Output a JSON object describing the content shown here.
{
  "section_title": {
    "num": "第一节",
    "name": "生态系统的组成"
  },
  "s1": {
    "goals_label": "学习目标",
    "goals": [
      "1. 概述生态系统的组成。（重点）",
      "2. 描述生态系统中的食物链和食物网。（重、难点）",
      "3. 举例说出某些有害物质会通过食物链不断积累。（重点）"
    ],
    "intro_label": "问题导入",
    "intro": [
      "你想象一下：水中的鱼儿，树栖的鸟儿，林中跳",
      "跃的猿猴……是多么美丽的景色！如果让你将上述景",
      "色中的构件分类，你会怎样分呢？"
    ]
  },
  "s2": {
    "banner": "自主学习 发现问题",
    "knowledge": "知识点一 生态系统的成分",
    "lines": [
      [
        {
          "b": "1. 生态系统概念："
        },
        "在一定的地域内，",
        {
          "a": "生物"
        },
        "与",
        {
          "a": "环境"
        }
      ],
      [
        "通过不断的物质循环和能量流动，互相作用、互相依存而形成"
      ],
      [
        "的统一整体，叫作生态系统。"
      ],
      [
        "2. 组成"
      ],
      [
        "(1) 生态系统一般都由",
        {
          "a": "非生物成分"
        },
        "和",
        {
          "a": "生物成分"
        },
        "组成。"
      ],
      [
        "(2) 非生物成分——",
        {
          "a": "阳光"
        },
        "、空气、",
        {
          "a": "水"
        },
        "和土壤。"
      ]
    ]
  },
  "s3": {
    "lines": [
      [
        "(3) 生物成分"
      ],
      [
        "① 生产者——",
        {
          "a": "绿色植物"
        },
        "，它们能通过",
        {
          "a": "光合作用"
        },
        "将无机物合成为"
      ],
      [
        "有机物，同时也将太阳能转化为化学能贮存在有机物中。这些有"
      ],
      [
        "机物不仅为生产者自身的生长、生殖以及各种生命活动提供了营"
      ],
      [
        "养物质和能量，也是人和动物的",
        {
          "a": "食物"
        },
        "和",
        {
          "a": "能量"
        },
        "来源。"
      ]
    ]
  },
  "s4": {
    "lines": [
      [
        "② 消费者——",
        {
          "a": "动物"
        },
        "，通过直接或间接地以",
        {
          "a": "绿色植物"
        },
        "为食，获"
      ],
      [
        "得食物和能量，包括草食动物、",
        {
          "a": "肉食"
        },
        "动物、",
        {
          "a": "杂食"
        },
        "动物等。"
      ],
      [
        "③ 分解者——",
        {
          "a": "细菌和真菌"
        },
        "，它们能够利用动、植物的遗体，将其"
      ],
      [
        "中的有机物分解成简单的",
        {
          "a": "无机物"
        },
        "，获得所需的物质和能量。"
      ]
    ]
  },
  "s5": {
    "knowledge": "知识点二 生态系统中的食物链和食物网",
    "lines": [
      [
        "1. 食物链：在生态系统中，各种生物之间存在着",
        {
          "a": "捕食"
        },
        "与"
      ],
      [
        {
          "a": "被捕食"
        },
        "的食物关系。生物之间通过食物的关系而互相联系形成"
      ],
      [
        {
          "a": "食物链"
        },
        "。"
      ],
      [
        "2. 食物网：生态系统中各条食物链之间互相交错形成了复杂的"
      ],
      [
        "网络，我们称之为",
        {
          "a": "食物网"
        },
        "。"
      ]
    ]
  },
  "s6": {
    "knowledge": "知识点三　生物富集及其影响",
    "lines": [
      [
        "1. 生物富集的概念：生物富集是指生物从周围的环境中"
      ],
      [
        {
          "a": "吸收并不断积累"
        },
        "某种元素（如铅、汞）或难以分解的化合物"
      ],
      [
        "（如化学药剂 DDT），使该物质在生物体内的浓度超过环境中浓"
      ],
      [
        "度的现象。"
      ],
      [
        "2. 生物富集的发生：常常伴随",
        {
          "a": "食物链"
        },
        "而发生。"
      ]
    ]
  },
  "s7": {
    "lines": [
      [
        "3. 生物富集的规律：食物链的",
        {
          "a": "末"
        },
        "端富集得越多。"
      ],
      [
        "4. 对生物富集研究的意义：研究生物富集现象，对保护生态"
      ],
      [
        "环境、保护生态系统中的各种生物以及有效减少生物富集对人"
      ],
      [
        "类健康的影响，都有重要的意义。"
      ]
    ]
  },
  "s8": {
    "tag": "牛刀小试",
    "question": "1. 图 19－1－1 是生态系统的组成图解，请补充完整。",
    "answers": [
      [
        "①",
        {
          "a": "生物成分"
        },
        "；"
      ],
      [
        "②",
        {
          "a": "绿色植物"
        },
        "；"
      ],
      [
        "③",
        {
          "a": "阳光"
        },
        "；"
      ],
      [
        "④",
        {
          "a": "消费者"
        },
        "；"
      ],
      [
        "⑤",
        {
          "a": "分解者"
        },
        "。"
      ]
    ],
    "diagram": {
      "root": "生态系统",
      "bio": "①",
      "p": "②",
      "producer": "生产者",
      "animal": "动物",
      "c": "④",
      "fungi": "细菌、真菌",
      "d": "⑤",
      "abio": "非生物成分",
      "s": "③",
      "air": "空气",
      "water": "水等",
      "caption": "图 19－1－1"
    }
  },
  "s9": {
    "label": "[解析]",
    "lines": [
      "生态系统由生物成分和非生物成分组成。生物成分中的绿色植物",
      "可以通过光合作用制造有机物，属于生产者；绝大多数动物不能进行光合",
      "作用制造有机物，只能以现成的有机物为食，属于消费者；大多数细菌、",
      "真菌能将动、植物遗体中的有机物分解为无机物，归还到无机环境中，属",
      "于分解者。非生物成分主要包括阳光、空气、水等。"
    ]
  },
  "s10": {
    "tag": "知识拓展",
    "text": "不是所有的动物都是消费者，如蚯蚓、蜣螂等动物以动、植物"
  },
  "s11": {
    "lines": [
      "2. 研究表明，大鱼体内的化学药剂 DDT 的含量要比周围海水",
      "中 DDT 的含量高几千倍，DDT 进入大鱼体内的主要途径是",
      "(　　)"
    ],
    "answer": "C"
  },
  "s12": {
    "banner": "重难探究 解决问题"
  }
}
────────────────
_Exercise goal_
Go through the records and pull out each line that includes the word "knowledge".

_Written solution_
    "knowledge": "知识点一 生态系统的成分",
    "knowledge": "知识点二 生态系统中的食物链和食物网",
    "knowledge": "知识点三　生物富集及其影响",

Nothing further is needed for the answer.